Of all the lines in these entries, how many contain the string "JSON"? Give only that count.
::: STORED RECORDS :::
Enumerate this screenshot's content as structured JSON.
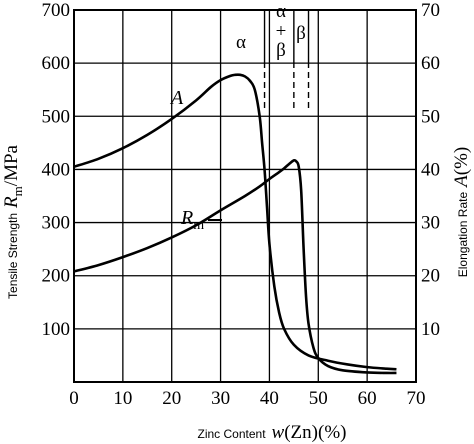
{
  "chart_data": {
    "type": "line",
    "title": "",
    "xlabel": {
      "prefix": "Zinc Content",
      "variable": "w",
      "paren": "(Zn)(%)"
    },
    "ylabel_left": {
      "prefix": "Tensile Strength",
      "symbol": "R",
      "sub": "m",
      "unit": "/MPa"
    },
    "ylabel_right": {
      "prefix": "Elongation Rate",
      "symbol": "A",
      "unit": "(%)"
    },
    "xlim": [
      0,
      70
    ],
    "ylim_left": [
      0,
      700
    ],
    "ylim_right": [
      0,
      70
    ],
    "x_ticks": [
      "0",
      "10",
      "20",
      "30",
      "40",
      "50",
      "60",
      "70"
    ],
    "y_ticks_left": [
      "100",
      "200",
      "300",
      "400",
      "500",
      "600",
      "700"
    ],
    "y_ticks_right": [
      "10",
      "20",
      "30",
      "40",
      "50",
      "60",
      "70"
    ],
    "grid": true,
    "phase_labels": {
      "alpha": "α",
      "alpha_beta_top": "α",
      "alpha_beta_plus": "+",
      "alpha_beta_bottom": "β",
      "beta": "β"
    },
    "phase_boundaries": [
      39,
      45,
      48
    ],
    "series": [
      {
        "name": "A",
        "axis": "right",
        "x": [
          0,
          5,
          10,
          15,
          20,
          25,
          28,
          30,
          32,
          33,
          34,
          35,
          36,
          37,
          38,
          38.5,
          39,
          39.5,
          40,
          41,
          42,
          43,
          45,
          48,
          52,
          56,
          60,
          64,
          66
        ],
        "y": [
          40.5,
          42,
          44,
          46.5,
          49.5,
          53,
          55.5,
          56.8,
          57.6,
          57.8,
          57.8,
          57.5,
          56.7,
          55,
          50,
          45,
          40,
          33,
          26,
          18,
          13,
          10,
          7,
          5,
          4,
          3.3,
          2.8,
          2.5,
          2.4
        ]
      },
      {
        "name": "R",
        "name_sub": "m",
        "axis": "left",
        "x": [
          0,
          5,
          10,
          15,
          20,
          25,
          30,
          35,
          38,
          40,
          42,
          43,
          44,
          45,
          45.5,
          46,
          46.5,
          47,
          47.5,
          48,
          49,
          50,
          52,
          55,
          60,
          64,
          66
        ],
        "y": [
          208,
          220,
          235,
          252,
          272,
          295,
          323,
          350,
          368,
          382,
          395,
          402,
          410,
          417,
          415,
          405,
          360,
          250,
          160,
          110,
          65,
          45,
          30,
          22,
          18,
          17,
          17
        ]
      }
    ]
  }
}
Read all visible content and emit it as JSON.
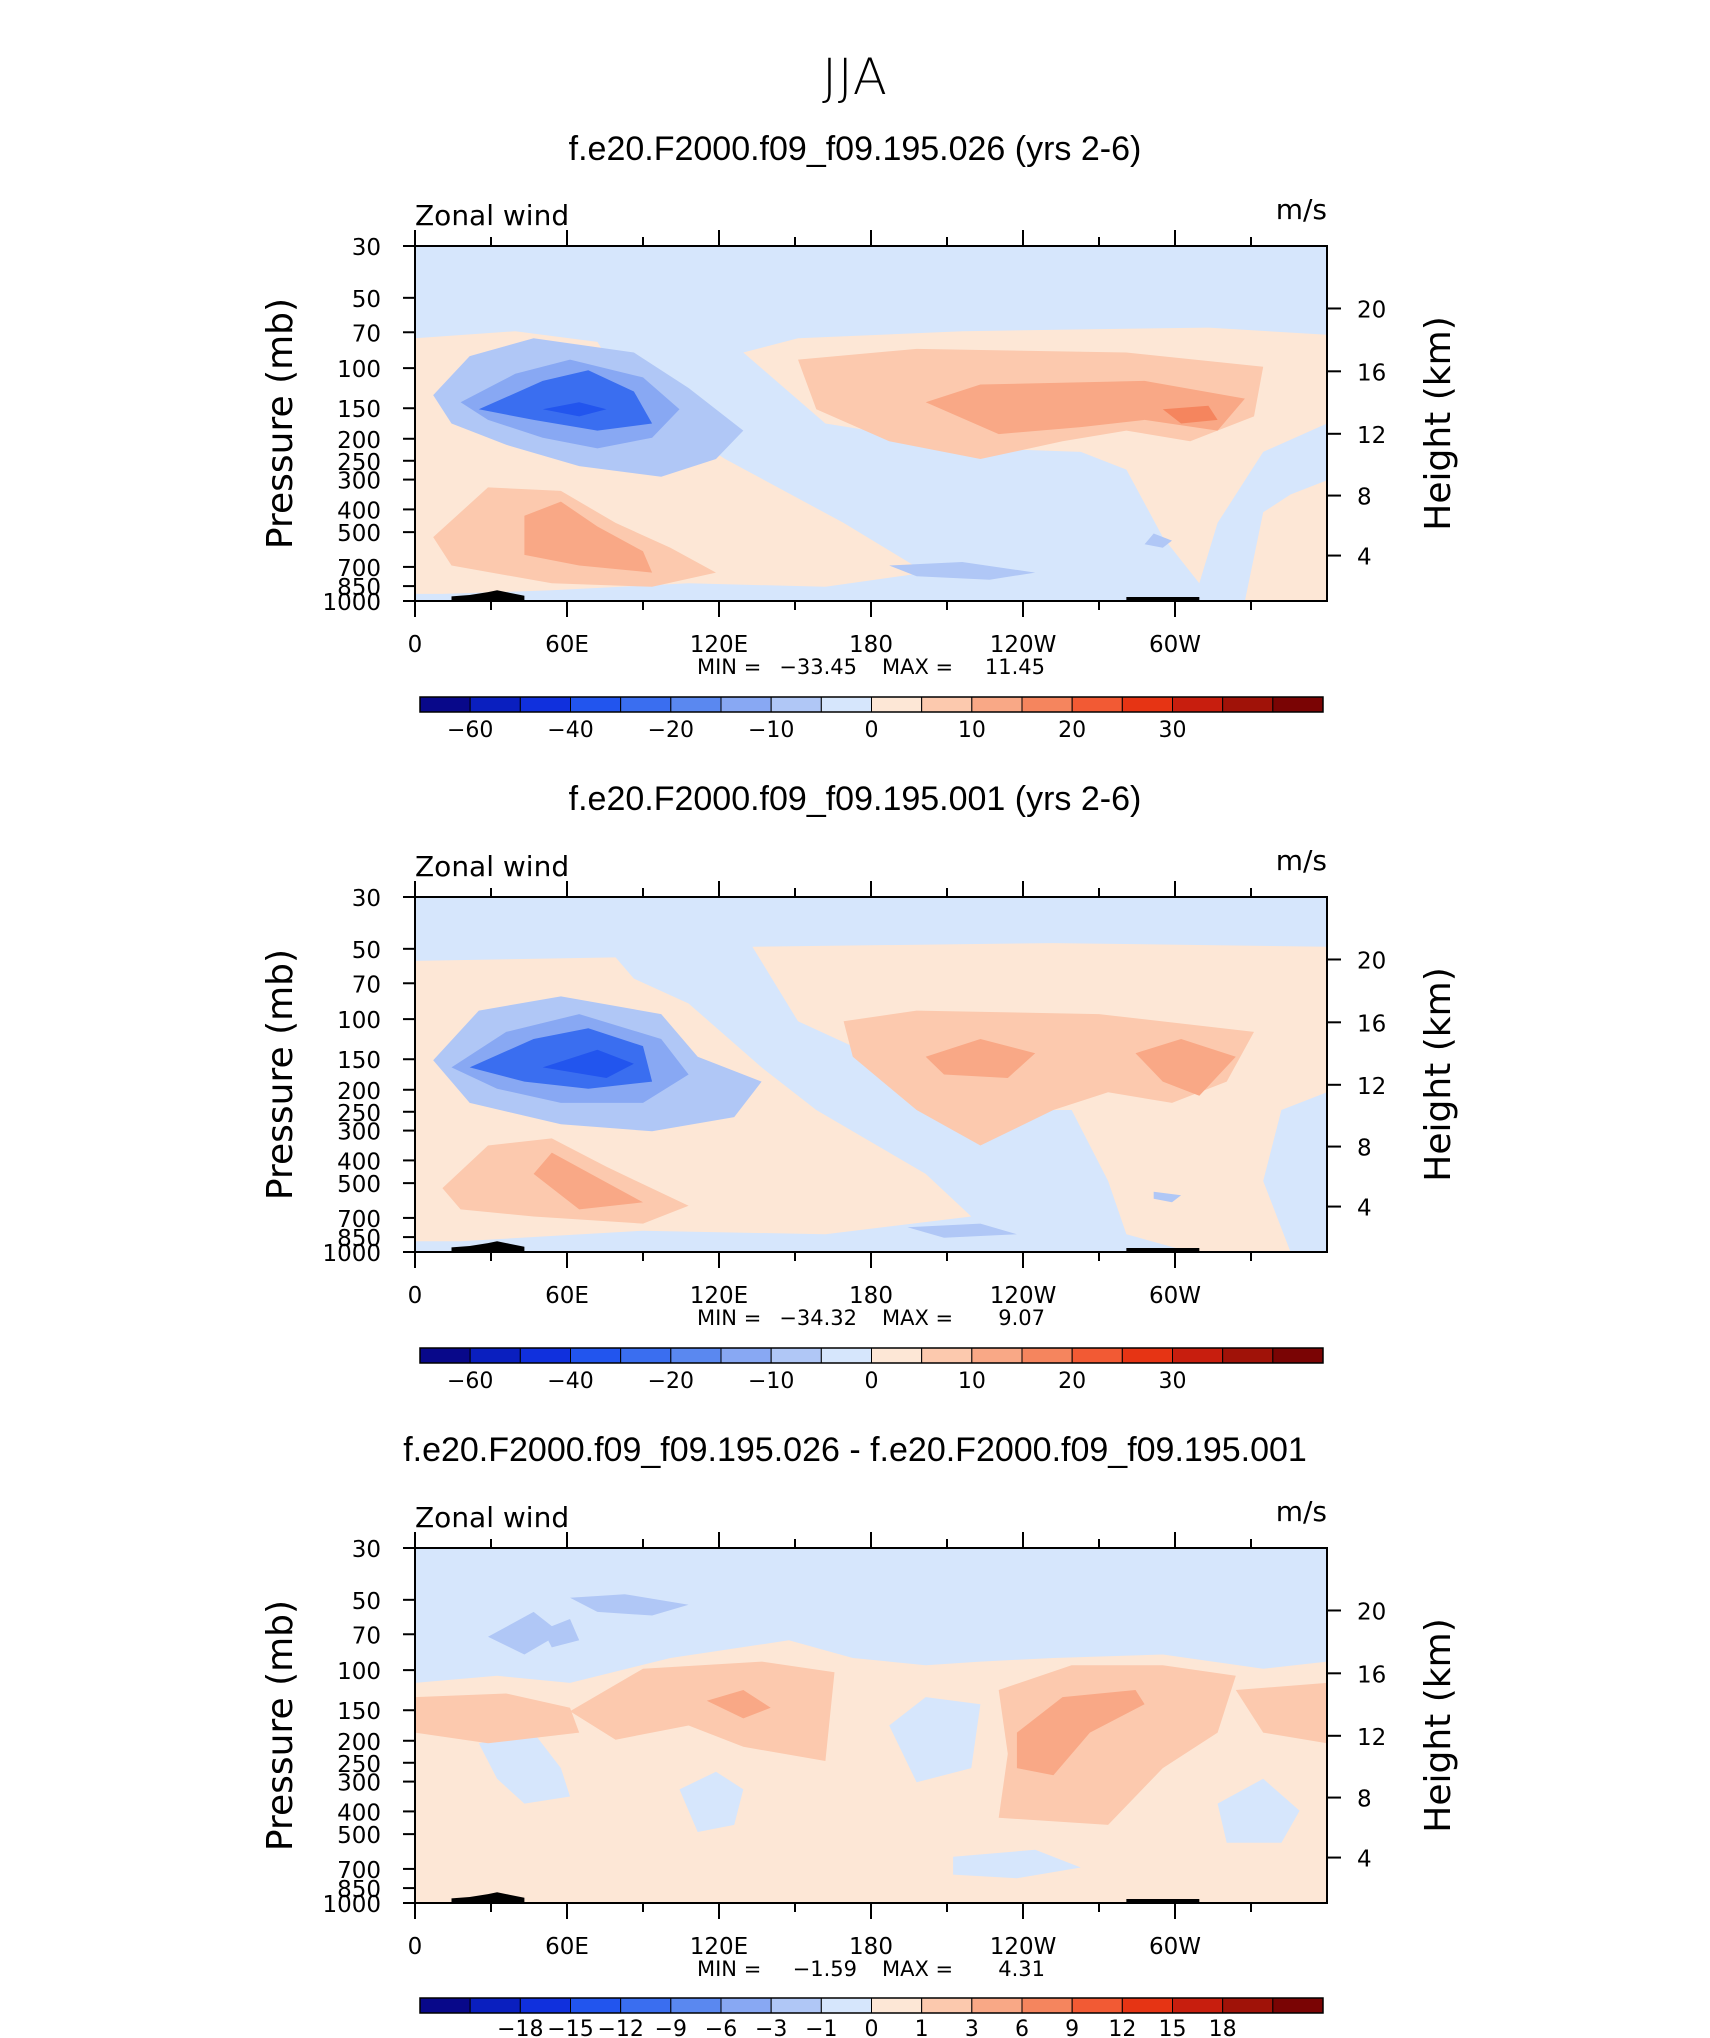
:::
§ RESULT OF THE TASK: 2